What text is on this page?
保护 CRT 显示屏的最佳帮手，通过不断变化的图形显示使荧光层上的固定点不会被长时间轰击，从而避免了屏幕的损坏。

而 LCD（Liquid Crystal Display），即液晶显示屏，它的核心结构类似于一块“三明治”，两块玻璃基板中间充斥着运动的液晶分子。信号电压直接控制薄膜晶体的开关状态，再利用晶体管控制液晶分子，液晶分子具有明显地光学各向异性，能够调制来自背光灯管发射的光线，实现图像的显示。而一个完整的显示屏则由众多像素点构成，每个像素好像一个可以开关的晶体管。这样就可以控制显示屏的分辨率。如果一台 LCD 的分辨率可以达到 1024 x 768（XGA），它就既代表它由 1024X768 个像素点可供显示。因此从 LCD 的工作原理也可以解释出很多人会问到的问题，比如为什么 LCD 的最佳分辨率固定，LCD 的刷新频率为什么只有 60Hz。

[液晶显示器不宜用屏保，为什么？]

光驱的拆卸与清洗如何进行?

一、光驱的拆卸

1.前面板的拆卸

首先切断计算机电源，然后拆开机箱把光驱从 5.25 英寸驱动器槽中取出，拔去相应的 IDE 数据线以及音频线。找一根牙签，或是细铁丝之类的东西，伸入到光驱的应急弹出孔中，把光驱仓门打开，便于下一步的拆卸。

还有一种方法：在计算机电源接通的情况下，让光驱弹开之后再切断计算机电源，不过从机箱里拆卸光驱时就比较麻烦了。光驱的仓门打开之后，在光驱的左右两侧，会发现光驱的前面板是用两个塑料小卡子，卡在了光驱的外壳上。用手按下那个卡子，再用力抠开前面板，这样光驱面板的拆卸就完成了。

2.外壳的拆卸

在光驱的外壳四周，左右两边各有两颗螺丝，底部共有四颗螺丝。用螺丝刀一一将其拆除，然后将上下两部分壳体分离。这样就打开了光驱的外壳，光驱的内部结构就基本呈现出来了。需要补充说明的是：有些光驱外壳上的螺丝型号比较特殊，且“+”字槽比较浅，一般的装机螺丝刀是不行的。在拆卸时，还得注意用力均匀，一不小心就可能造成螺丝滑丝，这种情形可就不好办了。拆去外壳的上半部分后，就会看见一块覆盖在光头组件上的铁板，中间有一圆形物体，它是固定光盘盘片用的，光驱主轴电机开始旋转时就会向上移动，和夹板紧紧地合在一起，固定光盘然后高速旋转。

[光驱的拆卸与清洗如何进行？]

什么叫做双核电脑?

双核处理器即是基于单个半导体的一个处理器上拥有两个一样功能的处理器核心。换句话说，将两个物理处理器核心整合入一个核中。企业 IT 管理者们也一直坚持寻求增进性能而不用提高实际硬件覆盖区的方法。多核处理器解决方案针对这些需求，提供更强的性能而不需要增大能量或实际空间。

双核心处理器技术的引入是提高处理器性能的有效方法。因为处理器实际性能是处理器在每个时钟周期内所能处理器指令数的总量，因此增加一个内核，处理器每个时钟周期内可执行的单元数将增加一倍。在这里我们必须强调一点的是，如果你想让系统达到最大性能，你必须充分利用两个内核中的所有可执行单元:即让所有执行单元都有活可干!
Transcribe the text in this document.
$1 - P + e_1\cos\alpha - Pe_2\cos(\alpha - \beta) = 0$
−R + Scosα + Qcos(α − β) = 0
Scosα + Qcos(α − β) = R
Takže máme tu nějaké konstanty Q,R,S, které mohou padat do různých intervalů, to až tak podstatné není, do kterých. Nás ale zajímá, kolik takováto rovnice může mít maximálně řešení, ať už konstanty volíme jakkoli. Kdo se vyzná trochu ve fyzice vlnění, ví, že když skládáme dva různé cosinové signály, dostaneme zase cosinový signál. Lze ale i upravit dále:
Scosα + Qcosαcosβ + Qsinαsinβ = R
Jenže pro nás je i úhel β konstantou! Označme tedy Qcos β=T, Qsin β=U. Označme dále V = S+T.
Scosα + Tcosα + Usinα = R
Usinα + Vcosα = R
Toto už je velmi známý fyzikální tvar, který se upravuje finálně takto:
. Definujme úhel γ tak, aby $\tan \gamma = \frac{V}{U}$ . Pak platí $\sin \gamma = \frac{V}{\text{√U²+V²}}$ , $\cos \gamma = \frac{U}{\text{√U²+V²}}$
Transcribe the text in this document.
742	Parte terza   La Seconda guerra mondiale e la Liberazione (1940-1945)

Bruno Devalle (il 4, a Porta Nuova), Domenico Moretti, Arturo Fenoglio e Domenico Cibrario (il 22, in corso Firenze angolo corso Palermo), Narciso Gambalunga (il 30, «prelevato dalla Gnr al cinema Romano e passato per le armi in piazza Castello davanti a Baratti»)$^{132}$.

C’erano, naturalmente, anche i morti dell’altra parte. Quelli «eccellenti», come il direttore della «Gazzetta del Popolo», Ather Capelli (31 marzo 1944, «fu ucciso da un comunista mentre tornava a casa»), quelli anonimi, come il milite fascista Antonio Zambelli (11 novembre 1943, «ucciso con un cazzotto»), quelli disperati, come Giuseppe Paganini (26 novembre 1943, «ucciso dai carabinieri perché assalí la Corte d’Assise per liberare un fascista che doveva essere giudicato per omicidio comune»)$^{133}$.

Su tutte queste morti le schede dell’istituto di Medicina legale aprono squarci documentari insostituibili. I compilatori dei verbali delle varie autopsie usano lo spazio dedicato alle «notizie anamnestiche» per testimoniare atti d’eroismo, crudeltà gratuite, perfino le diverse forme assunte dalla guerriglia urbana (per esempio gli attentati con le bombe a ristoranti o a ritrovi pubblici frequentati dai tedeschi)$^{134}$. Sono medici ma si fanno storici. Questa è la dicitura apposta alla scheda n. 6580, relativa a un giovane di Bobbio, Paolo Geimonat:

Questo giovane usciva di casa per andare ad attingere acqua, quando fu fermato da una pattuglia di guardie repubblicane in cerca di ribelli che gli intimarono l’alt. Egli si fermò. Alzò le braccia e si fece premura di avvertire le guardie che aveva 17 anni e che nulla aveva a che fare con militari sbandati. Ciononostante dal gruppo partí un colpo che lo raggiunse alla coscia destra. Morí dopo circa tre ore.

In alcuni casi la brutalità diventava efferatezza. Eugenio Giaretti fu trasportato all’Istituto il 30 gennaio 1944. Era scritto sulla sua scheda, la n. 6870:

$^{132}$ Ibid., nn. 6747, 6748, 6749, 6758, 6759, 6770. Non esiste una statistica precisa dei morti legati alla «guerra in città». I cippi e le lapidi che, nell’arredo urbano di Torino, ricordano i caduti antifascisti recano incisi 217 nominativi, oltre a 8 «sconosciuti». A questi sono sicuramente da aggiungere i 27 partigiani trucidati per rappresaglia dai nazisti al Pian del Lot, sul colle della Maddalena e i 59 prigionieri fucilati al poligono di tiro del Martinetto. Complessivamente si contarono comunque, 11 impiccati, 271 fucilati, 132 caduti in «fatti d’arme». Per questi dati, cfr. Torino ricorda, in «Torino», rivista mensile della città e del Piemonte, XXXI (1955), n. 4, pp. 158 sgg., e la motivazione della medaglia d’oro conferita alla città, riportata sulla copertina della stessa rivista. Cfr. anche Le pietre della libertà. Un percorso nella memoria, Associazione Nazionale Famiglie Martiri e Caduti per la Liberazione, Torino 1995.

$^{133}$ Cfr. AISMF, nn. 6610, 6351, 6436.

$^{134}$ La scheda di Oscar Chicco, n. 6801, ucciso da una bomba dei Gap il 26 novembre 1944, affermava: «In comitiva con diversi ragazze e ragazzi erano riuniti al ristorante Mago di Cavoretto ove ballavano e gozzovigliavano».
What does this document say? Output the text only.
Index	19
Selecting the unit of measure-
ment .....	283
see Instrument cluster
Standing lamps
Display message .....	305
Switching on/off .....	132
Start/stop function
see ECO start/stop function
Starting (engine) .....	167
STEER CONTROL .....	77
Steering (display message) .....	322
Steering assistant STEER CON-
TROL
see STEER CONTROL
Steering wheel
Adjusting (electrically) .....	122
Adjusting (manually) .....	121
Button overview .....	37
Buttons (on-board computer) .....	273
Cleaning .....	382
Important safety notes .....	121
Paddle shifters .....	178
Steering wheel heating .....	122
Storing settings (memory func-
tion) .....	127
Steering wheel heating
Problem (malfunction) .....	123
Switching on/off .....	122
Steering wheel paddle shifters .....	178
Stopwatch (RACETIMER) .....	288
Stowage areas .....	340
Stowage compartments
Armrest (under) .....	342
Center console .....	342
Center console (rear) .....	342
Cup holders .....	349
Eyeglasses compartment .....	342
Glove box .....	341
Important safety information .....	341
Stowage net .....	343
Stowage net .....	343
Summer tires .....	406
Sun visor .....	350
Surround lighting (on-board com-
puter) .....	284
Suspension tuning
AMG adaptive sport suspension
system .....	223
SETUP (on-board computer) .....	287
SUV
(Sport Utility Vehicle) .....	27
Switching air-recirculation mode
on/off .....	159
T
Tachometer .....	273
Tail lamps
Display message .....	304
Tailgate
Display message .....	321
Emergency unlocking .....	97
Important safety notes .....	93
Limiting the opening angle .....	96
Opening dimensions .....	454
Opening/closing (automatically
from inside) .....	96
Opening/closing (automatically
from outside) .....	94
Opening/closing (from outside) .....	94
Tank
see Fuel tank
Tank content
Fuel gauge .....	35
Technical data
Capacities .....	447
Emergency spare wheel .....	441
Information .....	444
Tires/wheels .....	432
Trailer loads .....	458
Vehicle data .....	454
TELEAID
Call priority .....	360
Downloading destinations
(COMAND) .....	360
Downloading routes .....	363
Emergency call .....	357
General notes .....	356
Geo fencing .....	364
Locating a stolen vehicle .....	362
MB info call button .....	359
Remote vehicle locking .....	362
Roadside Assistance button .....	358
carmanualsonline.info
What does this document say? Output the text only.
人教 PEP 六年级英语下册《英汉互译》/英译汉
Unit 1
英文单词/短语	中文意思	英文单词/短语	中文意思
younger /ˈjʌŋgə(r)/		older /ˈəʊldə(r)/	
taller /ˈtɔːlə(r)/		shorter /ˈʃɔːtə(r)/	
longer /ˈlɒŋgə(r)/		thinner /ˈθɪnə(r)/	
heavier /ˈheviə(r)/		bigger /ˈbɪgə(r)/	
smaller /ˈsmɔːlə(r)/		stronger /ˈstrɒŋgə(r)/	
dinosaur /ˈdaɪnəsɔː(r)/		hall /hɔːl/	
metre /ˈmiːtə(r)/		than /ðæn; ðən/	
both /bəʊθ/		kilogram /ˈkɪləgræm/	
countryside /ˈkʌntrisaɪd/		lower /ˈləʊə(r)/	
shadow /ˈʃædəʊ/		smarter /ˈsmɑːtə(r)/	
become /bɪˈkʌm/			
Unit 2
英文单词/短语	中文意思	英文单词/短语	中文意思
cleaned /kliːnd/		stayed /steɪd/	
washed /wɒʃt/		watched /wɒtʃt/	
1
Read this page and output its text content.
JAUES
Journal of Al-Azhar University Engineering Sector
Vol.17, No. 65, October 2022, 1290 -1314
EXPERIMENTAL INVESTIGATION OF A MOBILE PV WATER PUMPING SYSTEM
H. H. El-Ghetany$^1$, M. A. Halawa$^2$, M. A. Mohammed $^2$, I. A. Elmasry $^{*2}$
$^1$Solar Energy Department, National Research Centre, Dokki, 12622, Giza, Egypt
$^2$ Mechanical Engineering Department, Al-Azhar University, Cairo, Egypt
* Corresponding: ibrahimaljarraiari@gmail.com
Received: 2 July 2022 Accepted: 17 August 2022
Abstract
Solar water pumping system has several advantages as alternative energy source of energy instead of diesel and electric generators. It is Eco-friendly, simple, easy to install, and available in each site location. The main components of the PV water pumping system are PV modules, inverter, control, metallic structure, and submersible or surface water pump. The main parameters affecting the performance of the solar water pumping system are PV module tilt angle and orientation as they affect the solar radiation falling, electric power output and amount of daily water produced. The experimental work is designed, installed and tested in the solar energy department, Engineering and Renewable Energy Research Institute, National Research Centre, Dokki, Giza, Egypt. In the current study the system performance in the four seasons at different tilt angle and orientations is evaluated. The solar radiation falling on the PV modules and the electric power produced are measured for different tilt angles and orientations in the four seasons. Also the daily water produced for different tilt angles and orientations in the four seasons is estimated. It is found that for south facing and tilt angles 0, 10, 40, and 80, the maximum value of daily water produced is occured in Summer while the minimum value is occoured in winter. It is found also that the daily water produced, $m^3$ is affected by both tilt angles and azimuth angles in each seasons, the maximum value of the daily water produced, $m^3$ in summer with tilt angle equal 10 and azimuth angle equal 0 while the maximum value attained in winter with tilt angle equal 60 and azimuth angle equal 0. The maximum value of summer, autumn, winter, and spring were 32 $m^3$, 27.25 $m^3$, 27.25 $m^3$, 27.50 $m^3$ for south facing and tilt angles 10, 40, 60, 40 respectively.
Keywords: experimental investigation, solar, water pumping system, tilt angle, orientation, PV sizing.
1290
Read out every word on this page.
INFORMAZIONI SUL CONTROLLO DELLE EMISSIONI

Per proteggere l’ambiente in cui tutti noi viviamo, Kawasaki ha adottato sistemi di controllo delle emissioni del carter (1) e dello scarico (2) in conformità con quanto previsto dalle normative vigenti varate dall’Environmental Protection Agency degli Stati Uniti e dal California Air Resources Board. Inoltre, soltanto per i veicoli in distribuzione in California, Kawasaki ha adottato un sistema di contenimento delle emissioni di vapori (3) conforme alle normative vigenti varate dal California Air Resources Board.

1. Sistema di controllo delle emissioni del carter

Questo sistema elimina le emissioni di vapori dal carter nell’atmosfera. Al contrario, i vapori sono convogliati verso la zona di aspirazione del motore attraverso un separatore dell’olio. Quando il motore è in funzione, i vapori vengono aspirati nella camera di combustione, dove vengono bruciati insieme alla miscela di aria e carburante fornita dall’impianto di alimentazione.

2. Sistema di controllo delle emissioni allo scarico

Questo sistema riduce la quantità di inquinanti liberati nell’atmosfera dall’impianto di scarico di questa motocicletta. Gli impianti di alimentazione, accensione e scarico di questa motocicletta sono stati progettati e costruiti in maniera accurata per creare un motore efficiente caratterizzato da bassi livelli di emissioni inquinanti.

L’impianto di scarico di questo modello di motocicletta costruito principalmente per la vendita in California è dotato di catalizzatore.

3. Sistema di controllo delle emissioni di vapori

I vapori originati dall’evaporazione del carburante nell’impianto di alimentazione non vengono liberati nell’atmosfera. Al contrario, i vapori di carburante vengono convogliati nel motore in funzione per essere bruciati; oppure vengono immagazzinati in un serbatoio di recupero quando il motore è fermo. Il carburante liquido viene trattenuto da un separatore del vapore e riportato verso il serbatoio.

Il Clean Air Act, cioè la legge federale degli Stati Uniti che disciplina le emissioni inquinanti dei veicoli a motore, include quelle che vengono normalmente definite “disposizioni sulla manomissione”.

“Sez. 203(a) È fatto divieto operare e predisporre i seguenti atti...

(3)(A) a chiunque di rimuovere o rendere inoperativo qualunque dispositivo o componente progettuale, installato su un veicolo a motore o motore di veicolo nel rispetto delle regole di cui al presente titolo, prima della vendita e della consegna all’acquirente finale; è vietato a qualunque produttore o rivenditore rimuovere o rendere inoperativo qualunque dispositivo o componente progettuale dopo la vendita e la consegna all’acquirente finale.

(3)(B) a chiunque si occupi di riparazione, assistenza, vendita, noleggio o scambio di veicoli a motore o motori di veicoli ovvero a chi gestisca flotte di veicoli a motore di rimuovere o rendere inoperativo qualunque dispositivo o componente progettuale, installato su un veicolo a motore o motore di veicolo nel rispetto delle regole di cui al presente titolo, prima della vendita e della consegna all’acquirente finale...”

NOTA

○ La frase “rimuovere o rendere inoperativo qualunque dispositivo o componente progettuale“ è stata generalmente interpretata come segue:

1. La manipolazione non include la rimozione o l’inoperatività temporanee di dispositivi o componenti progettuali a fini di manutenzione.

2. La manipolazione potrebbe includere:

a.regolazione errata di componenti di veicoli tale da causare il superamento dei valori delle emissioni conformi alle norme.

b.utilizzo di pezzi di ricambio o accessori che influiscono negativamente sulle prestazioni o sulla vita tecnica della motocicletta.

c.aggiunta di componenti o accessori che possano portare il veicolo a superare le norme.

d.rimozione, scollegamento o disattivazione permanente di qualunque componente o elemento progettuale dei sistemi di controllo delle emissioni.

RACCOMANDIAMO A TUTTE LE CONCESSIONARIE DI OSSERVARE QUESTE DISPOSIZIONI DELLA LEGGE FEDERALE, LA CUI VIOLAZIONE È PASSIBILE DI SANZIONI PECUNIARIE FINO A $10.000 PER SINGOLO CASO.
-----
> _Task instructions_
In the entries above, find every line with the word "ucciso" and list it.

> _Solution_
C’erano, naturalmente, anche i morti dell’altra parte. Quelli «eccellenti», come il direttore della «Gazzetta del Popolo», Ather Capelli (31 marzo 1944, «fu ucciso da un comunista mentre tornava a casa»), quelli anonimi, come il milite fascista Antonio Zambelli (11 novembre 1943, «ucciso con un cazzotto»), quelli disperati, come Giuseppe Paganini (26 novembre 1943, «ucciso dai carabinieri perché assalí la Corte d’Assise per liberare un fascista che doveva essere giudicato per omicidio comune»)$^{133}$.
$^{134}$ La scheda di Oscar Chicco, n. 6801, ucciso da una bomba dei Gap il 26 novembre 1944, affermava: «In comitiva con diversi ragazze e ragazzi erano riuniti al ristorante Mago di Cavoretto ove ballavano e gozzovigliavano».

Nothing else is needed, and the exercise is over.